> **PROBLEM TO SOLVE**: Locate the string "content" throughout the material and copy every line in which it occurs.

> **SOURCE DATA**:
....................

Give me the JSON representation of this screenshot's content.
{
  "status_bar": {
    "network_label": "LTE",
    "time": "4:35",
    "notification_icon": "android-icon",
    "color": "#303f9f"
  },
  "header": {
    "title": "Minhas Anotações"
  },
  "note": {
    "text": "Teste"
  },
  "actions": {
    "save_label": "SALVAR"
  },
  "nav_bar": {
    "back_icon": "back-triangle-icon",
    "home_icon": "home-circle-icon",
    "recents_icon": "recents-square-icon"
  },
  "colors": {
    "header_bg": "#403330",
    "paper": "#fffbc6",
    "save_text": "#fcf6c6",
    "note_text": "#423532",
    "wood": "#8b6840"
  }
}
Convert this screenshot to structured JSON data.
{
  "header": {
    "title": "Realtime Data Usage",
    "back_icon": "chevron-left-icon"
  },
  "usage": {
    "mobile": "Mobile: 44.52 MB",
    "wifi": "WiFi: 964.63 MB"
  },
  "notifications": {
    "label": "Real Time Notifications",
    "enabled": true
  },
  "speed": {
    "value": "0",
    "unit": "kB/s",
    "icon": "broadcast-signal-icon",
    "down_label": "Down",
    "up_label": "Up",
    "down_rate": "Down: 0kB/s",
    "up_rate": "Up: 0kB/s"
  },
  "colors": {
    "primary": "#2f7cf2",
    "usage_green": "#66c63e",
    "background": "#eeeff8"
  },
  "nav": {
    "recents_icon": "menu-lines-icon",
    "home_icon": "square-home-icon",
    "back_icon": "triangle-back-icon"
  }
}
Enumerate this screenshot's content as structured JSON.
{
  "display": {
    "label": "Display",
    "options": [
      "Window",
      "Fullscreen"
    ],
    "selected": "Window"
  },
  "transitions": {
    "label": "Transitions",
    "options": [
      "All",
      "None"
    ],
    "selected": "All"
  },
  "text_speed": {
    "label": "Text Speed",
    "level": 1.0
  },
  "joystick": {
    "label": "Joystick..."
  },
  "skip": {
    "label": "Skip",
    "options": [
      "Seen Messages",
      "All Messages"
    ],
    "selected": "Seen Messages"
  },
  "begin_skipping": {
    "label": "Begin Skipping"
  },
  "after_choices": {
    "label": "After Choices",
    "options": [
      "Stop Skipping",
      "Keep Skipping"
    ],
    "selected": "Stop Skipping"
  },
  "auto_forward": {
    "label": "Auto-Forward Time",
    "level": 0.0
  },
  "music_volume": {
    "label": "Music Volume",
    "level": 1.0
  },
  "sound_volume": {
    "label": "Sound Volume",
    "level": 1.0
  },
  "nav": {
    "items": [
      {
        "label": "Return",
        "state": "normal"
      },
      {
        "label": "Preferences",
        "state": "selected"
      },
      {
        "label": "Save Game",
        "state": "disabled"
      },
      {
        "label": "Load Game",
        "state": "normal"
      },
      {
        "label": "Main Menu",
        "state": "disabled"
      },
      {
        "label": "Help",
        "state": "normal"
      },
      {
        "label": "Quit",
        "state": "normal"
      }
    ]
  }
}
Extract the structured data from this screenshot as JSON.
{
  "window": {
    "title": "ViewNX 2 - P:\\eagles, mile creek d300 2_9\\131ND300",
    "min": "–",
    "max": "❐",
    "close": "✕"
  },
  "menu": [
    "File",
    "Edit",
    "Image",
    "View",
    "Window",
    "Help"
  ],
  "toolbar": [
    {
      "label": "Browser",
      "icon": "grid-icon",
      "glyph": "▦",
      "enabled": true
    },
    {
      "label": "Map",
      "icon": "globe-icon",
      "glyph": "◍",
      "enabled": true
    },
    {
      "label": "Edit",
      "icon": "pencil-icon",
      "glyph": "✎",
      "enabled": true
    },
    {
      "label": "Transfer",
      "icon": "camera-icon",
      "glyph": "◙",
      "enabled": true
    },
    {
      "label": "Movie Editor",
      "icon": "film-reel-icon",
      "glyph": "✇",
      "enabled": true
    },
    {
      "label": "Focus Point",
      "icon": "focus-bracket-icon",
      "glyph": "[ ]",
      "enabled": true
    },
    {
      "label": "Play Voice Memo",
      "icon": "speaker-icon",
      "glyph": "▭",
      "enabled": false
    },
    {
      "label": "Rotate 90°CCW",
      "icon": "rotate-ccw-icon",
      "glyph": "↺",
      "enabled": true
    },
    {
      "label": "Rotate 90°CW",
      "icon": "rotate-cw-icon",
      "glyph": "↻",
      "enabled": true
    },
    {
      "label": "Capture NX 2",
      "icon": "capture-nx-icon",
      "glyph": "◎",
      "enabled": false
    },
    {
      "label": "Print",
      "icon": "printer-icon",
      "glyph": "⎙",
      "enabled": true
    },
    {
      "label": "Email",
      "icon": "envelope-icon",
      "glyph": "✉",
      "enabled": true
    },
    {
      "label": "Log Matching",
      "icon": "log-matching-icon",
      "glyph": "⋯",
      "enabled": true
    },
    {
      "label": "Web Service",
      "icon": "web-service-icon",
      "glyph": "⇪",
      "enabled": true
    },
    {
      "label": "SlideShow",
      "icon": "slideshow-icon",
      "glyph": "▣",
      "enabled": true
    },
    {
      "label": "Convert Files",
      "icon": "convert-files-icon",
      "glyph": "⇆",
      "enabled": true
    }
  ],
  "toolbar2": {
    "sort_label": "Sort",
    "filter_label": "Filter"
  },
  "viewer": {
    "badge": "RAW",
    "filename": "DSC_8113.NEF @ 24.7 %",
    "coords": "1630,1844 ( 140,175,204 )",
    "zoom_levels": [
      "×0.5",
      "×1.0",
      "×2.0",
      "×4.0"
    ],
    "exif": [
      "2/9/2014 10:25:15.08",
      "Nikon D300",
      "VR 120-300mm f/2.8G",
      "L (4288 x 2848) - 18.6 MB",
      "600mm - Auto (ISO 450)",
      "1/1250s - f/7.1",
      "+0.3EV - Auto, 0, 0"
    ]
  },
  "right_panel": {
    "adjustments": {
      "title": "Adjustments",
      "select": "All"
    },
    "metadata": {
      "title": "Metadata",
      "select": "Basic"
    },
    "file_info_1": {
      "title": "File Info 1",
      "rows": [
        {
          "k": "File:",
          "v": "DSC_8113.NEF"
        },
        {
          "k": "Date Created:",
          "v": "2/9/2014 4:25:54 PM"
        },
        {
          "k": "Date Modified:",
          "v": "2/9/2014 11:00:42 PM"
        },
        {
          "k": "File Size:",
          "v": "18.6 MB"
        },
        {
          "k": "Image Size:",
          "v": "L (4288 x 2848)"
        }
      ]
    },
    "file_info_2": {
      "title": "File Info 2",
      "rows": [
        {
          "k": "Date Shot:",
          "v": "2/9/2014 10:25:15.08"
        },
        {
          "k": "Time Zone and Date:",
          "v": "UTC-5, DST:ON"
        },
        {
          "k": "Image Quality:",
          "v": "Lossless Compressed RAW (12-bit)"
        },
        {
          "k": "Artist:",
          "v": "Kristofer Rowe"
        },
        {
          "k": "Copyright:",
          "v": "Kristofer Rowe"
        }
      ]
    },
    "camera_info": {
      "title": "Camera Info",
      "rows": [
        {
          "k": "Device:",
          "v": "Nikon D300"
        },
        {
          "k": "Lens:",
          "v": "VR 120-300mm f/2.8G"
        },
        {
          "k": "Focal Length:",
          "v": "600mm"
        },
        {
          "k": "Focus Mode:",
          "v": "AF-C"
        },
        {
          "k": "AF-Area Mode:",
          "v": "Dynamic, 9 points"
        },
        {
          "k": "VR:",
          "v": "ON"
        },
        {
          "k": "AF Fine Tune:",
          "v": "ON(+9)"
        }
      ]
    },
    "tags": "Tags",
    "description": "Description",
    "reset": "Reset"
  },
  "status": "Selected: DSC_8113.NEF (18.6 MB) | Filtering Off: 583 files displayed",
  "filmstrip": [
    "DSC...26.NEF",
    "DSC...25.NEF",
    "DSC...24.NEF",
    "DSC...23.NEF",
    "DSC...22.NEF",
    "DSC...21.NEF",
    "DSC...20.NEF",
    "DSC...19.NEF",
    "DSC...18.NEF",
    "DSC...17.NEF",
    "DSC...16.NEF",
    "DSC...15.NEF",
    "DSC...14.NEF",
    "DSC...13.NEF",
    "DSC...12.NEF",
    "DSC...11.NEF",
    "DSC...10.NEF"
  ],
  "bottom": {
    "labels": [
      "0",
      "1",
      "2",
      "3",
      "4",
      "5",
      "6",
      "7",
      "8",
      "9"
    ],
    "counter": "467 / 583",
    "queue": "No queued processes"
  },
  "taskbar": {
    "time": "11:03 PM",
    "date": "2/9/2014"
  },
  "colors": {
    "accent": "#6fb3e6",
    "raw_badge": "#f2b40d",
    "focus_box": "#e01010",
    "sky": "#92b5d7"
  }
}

....................

> **RESULT OF THIS EXERCISE**:
Give me the JSON representation of this screenshot's content.
Enumerate this screenshot's content as structured JSON.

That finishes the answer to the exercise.